■ TASK REQUIREMENTS ■
Restate all of the entries exactly, dropping any pictures they hold.

___ MATERIAL SUPPLIED ___

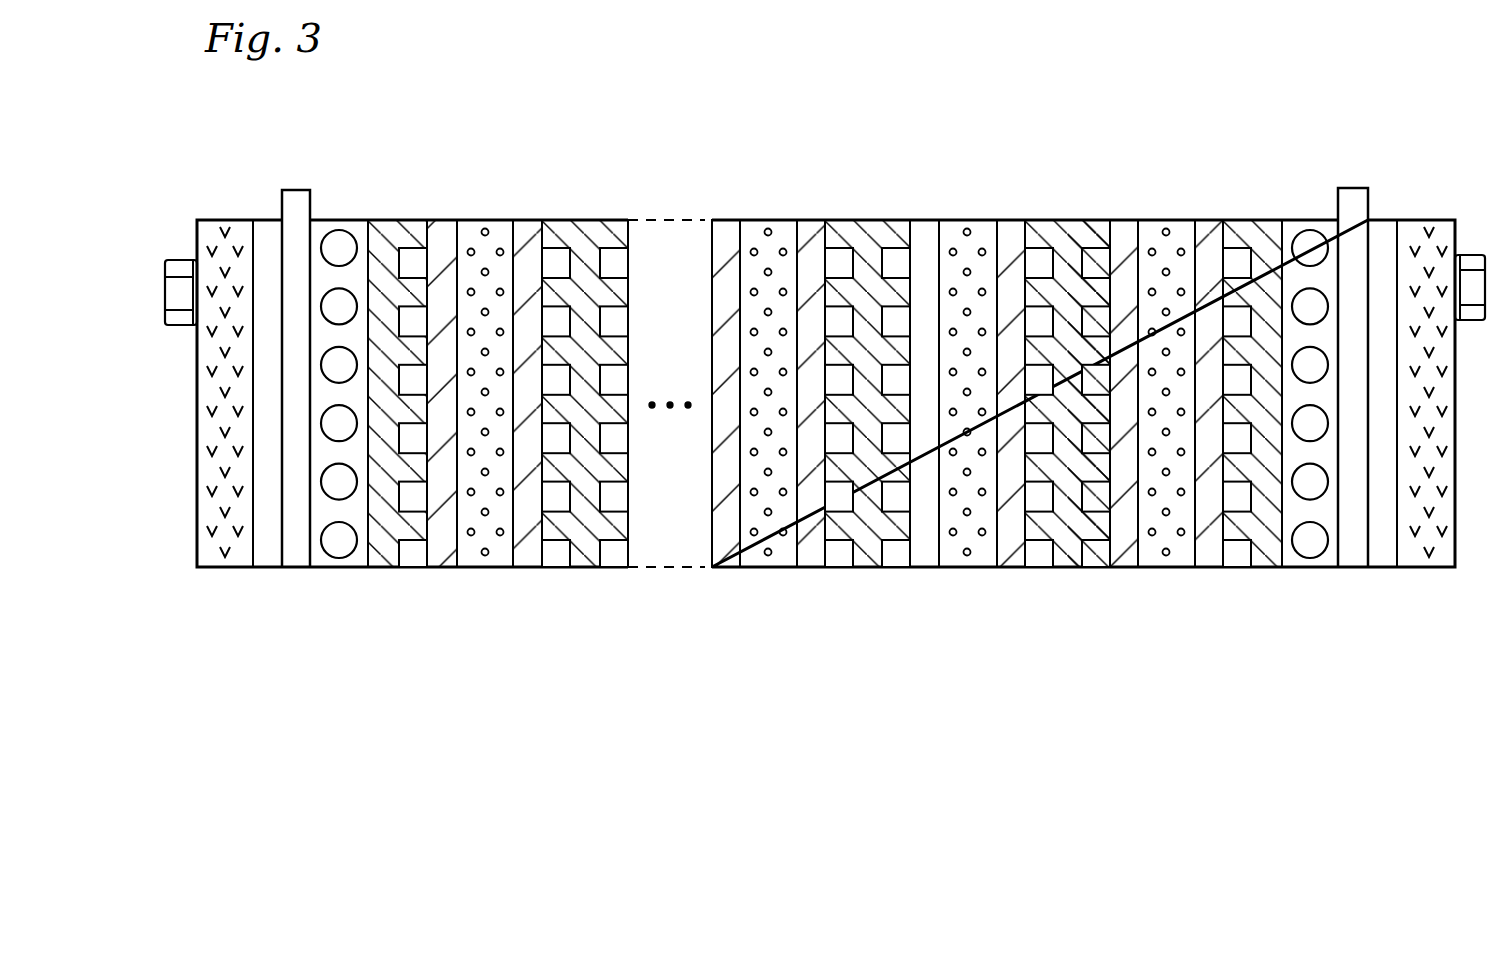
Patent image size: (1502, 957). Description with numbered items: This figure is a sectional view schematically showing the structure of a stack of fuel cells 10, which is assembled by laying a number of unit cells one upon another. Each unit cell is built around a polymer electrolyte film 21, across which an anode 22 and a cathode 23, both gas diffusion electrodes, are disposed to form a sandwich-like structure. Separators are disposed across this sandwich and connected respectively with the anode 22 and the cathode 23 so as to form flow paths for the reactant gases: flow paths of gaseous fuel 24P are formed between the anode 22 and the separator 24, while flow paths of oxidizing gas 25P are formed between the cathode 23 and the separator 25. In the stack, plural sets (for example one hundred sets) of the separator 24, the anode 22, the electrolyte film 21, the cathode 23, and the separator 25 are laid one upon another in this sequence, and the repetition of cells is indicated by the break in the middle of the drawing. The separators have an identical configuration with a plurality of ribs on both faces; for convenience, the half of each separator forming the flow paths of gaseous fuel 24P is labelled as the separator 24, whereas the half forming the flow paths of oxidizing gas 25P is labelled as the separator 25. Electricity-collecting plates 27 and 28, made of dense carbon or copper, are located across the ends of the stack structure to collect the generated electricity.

The stack of fuel cells 10 is at (1010, 71).
The electrolyte film 21 is at (480, 225).
The anode 22 is at (518, 225).
The cathode 23 is at (440, 225).
The separator 24 is at (912, 391).
The separator 25 is at (746, 391).
The flow paths of gaseous fuel 24P is at (1033, 568).
The flow paths of oxidizing gas 25P is at (895, 568).
The electricity-collecting plate 27 is at (1352, 198).
The electricity-collecting plate 28 is at (294, 200).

___

■ RESPONSE FOR THIS EXERCISE ■
Patent image size: (1502, 957). Description with numbered items: This figure is a sectional view schematically showing the structure of a stack of fuel cells 10, which is assembled by laying a number of unit cells one upon another. Each unit cell is built around a polymer electrolyte film 21, across which an anode 22 and a cathode 23, both gas diffusion electrodes, are disposed to form a sandwich-like structure. Separators are disposed across this sandwich and connected respectively with the anode 22 and the cathode 23 so as to form flow paths for the reactant gases: flow paths of gaseous fuel 24P are formed between the anode 22 and the separator 24, while flow paths of oxidizing gas 25P are formed between the cathode 23 and the separator 25. In the stack, plural sets (for example one hundred sets) of the separator 24, the anode 22, the electrolyte film 21, the cathode 23, and the separator 25 are laid one upon another in this sequence, and the repetition of cells is indicated by the break in the middle of the drawing. The separators have an identical configuration with a plurality of ribs on both faces; for convenience, the half of each separator forming the flow paths of gaseous fuel 24P is labelled as the separator 24, whereas the half forming the flow paths of oxidizing gas 25P is labelled as the separator 25. Electricity-collecting plates 27 and 28, made of dense carbon or copper, are located across the ends of the stack structure to collect the generated electricity.

The stack of fuel cells 10 is at (1010, 71).
The electrolyte film 21 is at (480, 225).
The anode 22 is at (518, 225).
The cathode 23 is at (440, 225).
The separator 24 is at (912, 391).
The separator 25 is at (746, 391).
The flow paths of gaseous fuel 24P is at (1033, 568).
The flow paths of oxidizing gas 25P is at (895, 568).
The electricity-collecting plate 27 is at (1352, 198).
The electricity-collecting plate 28 is at (294, 200).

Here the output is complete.